→ **Supplied passage**
═══
Productivity - as measured by employee output per hour - grew at a greater rate in the first quarter than the government initially reported in May.
Productivity rose 1.9 percent in
the nonfarm business sector during the first quarter of 2003, reflecting a 1.8-percent
rise in output and a 0.1- percent decrease in working hours of all persons,
the Bureau of Labor Statistics of the U.S. Department of Labor reported Wednesday.
Hours worked in the nonfarm business sector now have declined in 10 of the last
The BLS reported in May that productivity grew by 1.6 percent.
In the revised report, hourly compensation increased 3.4 percent in the first quarter of 2003. When
the rise in consumer prices is taken into account, real hourly compensation
fell 0.4 percent in the first quarter. Unit labor costs grew 1.5 percent during
the first quarter of 2003. The implicit price deflator for nonfarm business
output also rose by 1.5 percent.
═══
(Page layout parsing data)
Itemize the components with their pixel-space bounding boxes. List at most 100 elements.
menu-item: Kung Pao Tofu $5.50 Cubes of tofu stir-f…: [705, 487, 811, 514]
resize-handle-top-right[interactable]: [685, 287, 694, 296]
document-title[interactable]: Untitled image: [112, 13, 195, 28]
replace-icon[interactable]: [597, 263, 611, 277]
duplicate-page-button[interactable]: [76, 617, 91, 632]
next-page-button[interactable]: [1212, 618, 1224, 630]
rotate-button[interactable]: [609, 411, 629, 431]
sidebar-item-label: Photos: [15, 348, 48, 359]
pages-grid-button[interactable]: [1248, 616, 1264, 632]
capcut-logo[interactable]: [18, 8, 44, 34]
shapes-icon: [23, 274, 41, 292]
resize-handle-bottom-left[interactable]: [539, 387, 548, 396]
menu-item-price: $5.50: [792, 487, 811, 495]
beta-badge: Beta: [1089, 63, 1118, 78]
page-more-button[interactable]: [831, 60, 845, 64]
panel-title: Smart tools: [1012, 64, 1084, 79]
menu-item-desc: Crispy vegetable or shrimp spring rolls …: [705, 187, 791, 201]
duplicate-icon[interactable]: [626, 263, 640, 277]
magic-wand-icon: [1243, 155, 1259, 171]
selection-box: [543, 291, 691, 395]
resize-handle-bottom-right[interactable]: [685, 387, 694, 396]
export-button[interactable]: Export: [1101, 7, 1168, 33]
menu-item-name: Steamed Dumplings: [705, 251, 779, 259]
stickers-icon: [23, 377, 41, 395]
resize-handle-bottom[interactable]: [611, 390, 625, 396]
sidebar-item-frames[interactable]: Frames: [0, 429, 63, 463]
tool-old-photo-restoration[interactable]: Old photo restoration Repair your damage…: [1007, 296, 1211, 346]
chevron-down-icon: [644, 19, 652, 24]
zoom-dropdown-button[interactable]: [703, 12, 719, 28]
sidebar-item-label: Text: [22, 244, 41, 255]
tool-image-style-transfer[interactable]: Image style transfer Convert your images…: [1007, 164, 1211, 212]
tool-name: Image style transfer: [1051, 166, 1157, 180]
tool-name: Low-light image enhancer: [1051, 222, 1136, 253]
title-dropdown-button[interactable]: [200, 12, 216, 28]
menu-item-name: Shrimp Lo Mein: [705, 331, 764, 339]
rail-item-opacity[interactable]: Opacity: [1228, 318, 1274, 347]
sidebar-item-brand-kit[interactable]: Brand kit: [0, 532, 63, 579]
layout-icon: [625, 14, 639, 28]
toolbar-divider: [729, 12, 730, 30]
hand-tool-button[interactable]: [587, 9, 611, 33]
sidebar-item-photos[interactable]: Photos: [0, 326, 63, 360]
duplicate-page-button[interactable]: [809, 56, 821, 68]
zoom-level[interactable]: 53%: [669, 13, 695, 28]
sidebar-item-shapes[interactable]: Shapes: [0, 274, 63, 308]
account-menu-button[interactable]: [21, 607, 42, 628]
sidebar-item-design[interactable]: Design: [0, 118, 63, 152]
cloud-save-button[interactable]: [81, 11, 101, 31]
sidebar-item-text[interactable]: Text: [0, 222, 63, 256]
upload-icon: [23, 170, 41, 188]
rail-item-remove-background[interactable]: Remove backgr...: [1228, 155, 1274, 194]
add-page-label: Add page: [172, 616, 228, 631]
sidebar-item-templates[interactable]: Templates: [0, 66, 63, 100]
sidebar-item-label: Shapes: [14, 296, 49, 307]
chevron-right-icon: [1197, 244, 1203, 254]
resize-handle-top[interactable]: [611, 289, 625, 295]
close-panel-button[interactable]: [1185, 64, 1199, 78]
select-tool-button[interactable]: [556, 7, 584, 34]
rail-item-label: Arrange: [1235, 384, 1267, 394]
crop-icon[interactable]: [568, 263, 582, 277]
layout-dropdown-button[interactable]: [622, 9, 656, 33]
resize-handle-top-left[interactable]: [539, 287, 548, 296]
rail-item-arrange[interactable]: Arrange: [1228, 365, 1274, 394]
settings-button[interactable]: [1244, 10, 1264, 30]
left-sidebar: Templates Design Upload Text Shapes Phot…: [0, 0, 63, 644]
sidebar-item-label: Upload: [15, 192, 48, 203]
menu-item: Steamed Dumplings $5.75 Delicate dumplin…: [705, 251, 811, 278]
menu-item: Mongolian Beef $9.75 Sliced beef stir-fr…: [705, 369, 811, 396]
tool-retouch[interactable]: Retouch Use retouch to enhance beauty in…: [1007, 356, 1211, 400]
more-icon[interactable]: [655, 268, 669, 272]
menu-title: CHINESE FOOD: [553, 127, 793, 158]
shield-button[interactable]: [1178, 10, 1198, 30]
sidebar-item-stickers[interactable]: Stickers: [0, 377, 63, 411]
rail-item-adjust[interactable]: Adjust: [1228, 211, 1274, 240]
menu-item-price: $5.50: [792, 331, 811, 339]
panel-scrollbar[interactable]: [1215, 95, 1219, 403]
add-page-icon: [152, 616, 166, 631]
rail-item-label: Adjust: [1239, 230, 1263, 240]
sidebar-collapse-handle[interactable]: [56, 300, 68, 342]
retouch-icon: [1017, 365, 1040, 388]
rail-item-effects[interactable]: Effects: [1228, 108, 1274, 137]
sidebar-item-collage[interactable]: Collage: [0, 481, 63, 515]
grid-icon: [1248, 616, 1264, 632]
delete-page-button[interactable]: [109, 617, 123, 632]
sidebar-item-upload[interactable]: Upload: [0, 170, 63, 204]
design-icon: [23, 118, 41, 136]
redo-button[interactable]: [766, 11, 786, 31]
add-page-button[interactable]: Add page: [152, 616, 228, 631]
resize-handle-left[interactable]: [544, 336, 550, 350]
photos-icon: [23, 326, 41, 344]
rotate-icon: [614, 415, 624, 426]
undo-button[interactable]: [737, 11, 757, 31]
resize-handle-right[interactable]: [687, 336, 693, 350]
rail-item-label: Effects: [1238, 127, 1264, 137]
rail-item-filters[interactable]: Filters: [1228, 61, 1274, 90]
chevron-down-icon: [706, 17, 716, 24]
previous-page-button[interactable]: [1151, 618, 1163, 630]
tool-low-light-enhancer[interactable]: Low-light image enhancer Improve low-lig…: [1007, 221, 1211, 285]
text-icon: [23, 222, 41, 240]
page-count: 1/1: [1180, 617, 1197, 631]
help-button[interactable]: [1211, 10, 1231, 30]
═══
→ **Required action**
Pick up the news text on first-quarter 2003 productivity, which appears before the data, right after its final sentence, and continue writing it.

→ **Expected answer**
Productivity rose 1.9 percent in manufacturing in the first quarter of 2003,
as output decreased 0.7 percent and working hours of all persons declined 2.6
percent (seasonally adjusted annual rates). In durable goods industries, productivity
grew 2.1 percent, as output edged up by 0.1 percent and hours fell 2.0 percent.
In nondurable goods industries, productivity rose 2.2 percent, as output dropped
1.2 percent and hours declined by 3.4 percent.